**Description of the task:** Say how many lines include the word "dịch", using only a number.

________

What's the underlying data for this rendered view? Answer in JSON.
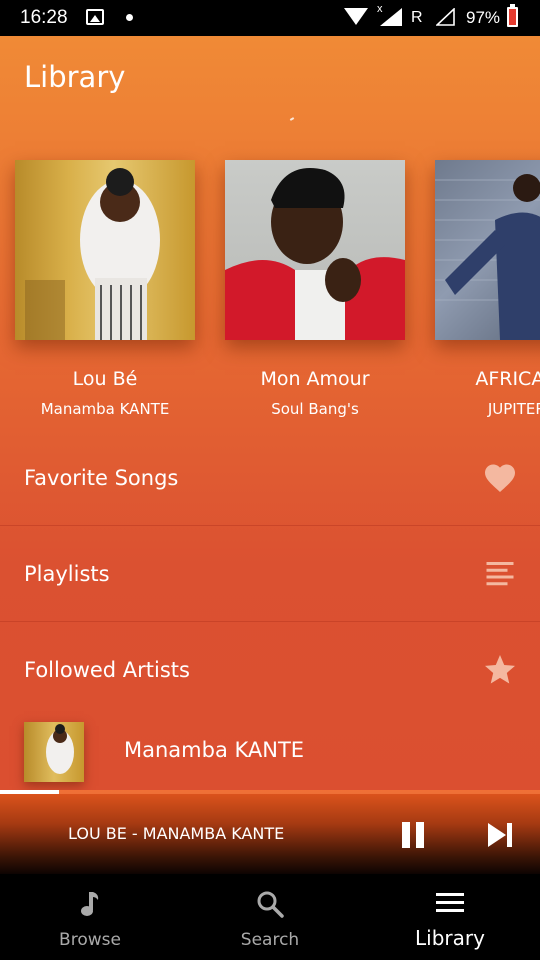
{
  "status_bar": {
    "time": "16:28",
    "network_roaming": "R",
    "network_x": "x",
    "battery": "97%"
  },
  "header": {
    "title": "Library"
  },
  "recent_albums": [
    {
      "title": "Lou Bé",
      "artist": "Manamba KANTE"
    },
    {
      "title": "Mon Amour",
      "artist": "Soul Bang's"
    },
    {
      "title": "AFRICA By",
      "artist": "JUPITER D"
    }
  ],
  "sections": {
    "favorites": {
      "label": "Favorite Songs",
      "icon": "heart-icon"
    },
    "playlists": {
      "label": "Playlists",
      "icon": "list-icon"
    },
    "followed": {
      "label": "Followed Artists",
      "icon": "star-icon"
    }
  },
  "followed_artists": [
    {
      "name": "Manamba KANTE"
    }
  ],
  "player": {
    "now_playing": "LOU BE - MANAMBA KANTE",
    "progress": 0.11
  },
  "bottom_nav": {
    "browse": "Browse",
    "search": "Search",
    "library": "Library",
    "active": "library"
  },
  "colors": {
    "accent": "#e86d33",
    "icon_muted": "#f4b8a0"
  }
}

________

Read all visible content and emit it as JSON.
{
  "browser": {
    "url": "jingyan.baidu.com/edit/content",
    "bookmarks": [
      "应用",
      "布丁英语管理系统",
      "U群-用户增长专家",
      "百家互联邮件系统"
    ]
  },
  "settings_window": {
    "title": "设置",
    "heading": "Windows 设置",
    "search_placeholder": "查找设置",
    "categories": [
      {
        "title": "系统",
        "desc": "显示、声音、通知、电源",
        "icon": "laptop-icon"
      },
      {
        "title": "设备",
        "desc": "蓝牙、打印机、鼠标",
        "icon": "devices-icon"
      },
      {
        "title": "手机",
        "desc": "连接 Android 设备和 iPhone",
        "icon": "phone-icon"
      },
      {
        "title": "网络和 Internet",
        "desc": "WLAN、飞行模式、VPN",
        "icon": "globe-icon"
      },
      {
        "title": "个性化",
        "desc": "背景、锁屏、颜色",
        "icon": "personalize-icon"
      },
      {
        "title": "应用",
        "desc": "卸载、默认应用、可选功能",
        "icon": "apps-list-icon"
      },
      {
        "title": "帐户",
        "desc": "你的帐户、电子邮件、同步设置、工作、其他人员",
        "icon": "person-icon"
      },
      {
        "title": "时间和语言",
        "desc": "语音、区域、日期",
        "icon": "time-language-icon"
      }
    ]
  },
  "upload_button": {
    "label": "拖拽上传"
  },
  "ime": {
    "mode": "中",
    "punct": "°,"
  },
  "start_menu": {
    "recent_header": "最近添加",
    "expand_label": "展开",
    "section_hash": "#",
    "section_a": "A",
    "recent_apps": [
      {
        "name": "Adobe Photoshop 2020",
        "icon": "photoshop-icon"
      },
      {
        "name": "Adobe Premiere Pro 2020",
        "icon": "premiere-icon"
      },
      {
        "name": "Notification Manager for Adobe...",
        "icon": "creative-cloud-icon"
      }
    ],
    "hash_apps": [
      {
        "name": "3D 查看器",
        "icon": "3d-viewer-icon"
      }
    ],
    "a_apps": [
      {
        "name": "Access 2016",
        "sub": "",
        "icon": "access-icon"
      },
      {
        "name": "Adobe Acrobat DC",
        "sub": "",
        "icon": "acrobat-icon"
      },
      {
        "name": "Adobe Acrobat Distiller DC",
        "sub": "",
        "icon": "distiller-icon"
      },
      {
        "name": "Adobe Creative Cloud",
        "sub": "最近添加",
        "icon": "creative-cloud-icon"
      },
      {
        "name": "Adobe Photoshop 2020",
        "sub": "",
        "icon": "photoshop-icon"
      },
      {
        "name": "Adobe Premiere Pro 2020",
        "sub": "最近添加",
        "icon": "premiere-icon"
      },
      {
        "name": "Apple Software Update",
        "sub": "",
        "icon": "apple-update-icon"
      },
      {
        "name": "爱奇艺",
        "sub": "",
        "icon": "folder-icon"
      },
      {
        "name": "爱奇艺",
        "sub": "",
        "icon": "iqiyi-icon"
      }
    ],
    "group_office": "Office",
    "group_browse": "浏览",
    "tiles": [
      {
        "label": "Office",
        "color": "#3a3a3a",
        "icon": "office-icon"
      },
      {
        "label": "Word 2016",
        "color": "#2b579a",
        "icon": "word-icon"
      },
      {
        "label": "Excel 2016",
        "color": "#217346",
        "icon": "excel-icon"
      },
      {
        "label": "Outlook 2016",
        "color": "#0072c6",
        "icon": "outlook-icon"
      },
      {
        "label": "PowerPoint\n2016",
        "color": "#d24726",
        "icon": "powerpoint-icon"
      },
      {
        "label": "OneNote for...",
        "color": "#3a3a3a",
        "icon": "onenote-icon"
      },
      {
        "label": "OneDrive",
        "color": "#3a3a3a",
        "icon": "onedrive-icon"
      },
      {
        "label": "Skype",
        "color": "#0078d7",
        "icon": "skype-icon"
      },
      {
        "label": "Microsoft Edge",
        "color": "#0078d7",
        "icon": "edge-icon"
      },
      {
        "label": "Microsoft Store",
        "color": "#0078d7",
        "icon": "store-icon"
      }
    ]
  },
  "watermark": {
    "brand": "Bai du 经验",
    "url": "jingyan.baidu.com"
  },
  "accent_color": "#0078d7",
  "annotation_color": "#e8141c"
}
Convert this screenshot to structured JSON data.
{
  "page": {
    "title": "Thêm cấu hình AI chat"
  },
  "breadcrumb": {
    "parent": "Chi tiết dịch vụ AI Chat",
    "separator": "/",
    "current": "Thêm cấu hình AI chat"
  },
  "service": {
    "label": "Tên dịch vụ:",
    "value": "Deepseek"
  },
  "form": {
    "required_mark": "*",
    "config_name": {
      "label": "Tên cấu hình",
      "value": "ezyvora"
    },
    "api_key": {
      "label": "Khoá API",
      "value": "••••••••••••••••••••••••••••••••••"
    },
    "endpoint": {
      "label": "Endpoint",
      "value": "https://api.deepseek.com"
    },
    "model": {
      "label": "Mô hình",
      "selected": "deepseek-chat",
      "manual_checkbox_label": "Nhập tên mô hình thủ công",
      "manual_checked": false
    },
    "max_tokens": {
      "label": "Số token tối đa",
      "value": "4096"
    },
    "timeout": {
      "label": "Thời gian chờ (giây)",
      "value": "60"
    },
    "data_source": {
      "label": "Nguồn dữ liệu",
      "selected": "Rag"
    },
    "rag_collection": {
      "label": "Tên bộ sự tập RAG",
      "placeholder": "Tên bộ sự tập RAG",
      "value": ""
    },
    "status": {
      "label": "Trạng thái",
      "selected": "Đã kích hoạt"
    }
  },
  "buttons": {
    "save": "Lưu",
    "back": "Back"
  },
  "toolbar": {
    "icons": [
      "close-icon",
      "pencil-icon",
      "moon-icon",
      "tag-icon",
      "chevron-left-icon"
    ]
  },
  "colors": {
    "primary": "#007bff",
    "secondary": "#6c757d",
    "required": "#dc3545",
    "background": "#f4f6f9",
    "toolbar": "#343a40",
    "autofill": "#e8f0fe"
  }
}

________

**Task result:** 2